Problem to work on: Skip every picture and transcribe the remaining material exactly.

□ □ □

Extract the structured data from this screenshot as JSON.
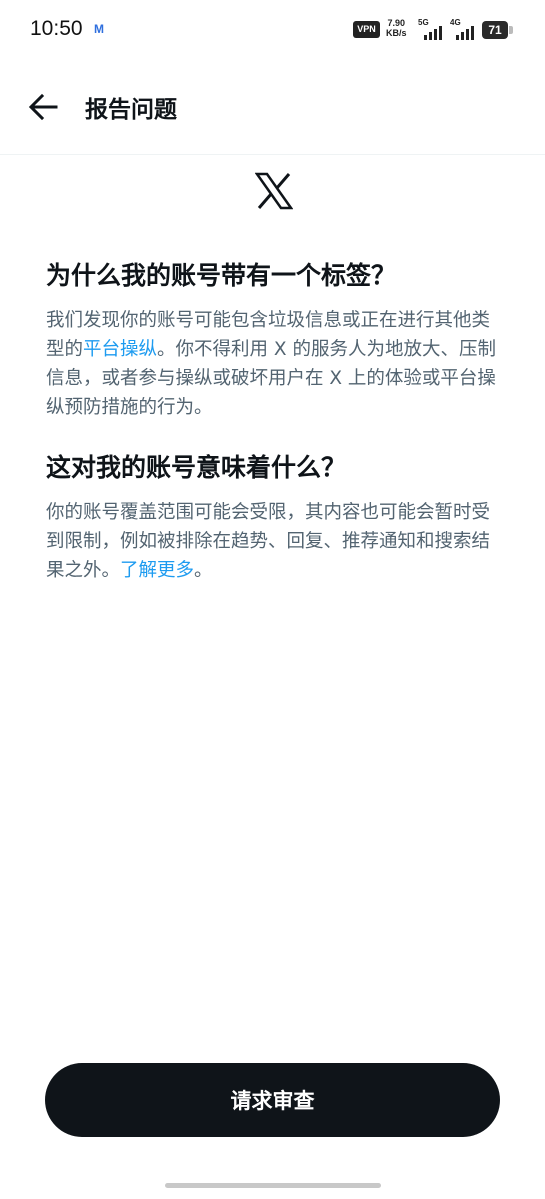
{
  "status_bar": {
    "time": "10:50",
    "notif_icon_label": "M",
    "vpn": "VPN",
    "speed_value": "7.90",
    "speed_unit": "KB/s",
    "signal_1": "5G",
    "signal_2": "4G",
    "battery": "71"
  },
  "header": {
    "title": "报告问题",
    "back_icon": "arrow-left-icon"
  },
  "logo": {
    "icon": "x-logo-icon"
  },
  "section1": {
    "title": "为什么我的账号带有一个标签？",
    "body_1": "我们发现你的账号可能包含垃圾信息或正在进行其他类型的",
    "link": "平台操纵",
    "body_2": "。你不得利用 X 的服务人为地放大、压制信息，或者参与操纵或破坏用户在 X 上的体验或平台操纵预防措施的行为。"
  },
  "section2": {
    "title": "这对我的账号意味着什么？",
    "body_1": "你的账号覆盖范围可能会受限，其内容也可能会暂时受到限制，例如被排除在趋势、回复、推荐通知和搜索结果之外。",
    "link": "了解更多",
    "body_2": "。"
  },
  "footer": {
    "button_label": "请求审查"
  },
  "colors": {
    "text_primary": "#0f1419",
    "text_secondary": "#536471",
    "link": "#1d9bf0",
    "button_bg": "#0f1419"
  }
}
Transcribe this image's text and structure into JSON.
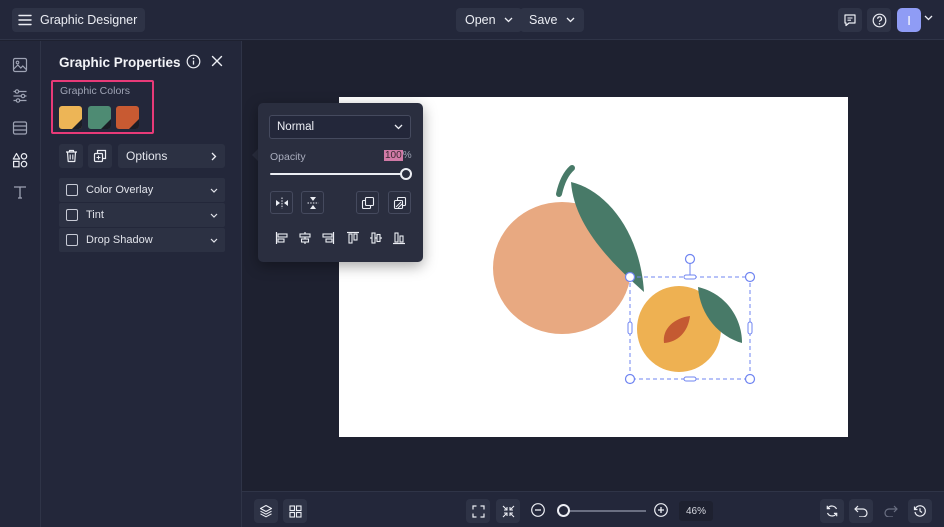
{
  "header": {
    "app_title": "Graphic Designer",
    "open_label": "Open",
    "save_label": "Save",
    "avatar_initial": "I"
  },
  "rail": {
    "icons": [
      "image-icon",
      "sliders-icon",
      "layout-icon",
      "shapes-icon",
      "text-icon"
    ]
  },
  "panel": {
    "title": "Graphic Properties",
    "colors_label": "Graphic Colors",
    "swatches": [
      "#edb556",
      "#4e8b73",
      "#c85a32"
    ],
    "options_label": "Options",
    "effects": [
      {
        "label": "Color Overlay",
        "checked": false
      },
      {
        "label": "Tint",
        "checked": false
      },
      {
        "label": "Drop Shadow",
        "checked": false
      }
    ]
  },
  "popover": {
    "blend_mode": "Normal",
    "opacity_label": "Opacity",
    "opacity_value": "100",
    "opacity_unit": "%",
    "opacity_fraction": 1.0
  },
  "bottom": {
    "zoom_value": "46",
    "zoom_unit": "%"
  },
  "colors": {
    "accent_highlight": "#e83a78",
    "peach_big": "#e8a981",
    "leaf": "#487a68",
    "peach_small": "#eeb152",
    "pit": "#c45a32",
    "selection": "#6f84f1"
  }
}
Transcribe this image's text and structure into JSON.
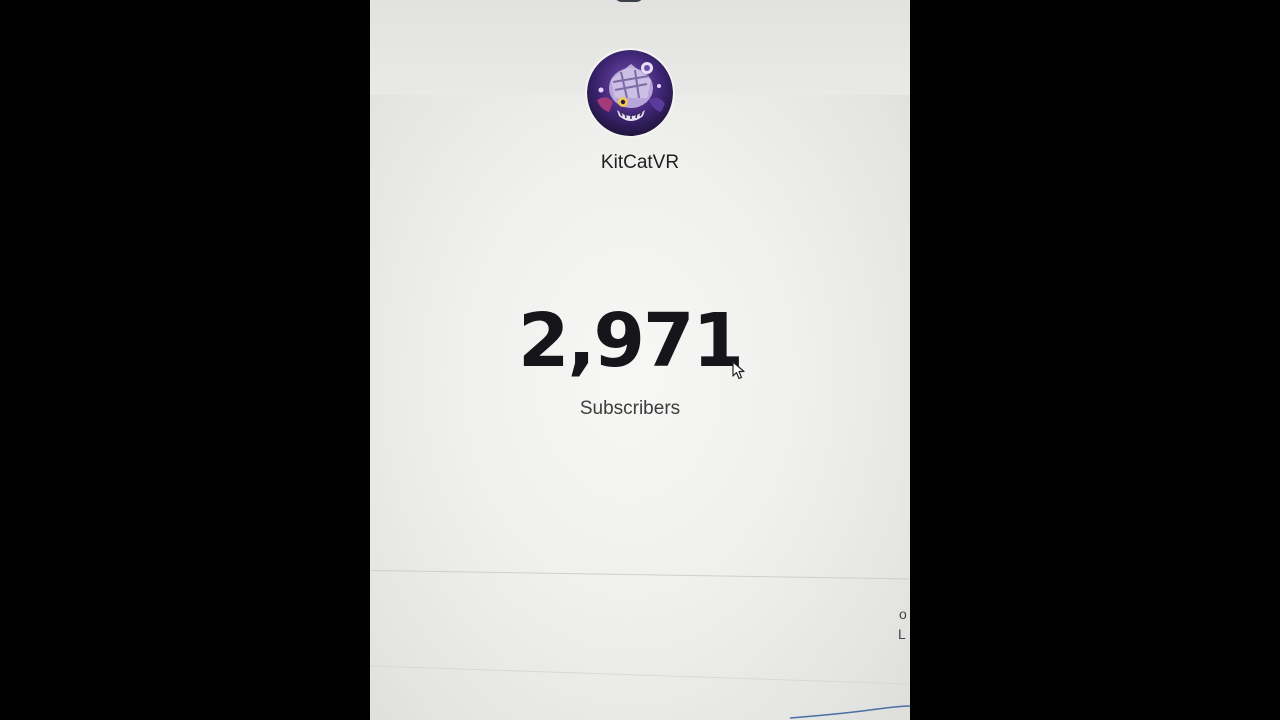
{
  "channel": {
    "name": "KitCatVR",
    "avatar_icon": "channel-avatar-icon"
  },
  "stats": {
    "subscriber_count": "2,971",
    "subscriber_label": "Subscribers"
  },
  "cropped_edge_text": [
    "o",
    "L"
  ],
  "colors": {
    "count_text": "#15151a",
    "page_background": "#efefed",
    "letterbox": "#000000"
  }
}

□ □ □

Final result:
Extract the structured data from this screenshot as JSON.
{
  "status_bar": {
    "time": "10:50",
    "notif_icon_label": "M",
    "vpn": "VPN",
    "speed_value": "7.90",
    "speed_unit": "KB/s",
    "signal_1": "5G",
    "signal_2": "4G",
    "battery": "71"
  },
  "header": {
    "title": "报告问题",
    "back_icon": "arrow-left-icon"
  },
  "logo": {
    "icon": "x-logo-icon"
  },
  "section1": {
    "title": "为什么我的账号带有一个标签？",
    "body_1": "我们发现你的账号可能包含垃圾信息或正在进行其他类型的",
    "link": "平台操纵",
    "body_2": "。你不得利用 X 的服务人为地放大、压制信息，或者参与操纵或破坏用户在 X 上的体验或平台操纵预防措施的行为。"
  },
  "section2": {
    "title": "这对我的账号意味着什么？",
    "body_1": "你的账号覆盖范围可能会受限，其内容也可能会暂时受到限制，例如被排除在趋势、回复、推荐通知和搜索结果之外。",
    "link": "了解更多",
    "body_2": "。"
  },
  "footer": {
    "button_label": "请求审查"
  },
  "colors": {
    "text_primary": "#0f1419",
    "text_secondary": "#536471",
    "link": "#1d9bf0",
    "button_bg": "#0f1419"
  }
}
Transcribe this image's text and structure into JSON.
{
  "header": {
    "app_title": "Graphic Designer",
    "open_label": "Open",
    "save_label": "Save",
    "avatar_initial": "I"
  },
  "rail": {
    "icons": [
      "image-icon",
      "sliders-icon",
      "layout-icon",
      "shapes-icon",
      "text-icon"
    ]
  },
  "panel": {
    "title": "Graphic Properties",
    "colors_label": "Graphic Colors",
    "swatches": [
      "#edb556",
      "#4e8b73",
      "#c85a32"
    ],
    "options_label": "Options",
    "effects": [
      {
        "label": "Color Overlay",
        "checked": false
      },
      {
        "label": "Tint",
        "checked": false
      },
      {
        "label": "Drop Shadow",
        "checked": false
      }
    ]
  },
  "popover": {
    "blend_mode": "Normal",
    "opacity_label": "Opacity",
    "opacity_value": "100",
    "opacity_unit": "%",
    "opacity_fraction": 1.0
  },
  "bottom": {
    "zoom_value": "46",
    "zoom_unit": "%"
  },
  "colors": {
    "accent_highlight": "#e83a78",
    "peach_big": "#e8a981",
    "leaf": "#487a68",
    "peach_small": "#eeb152",
    "pit": "#c45a32",
    "selection": "#6f84f1"
  }
}
Transcribe this image's text and structure into JSON.
{
  "channel": {
    "name": "KitCatVR",
    "avatar_icon": "channel-avatar-icon"
  },
  "stats": {
    "subscriber_count": "2,971",
    "subscriber_label": "Subscribers"
  },
  "cropped_edge_text": [
    "o",
    "L"
  ],
  "colors": {
    "count_text": "#15151a",
    "page_background": "#efefed",
    "letterbox": "#000000"
  }
}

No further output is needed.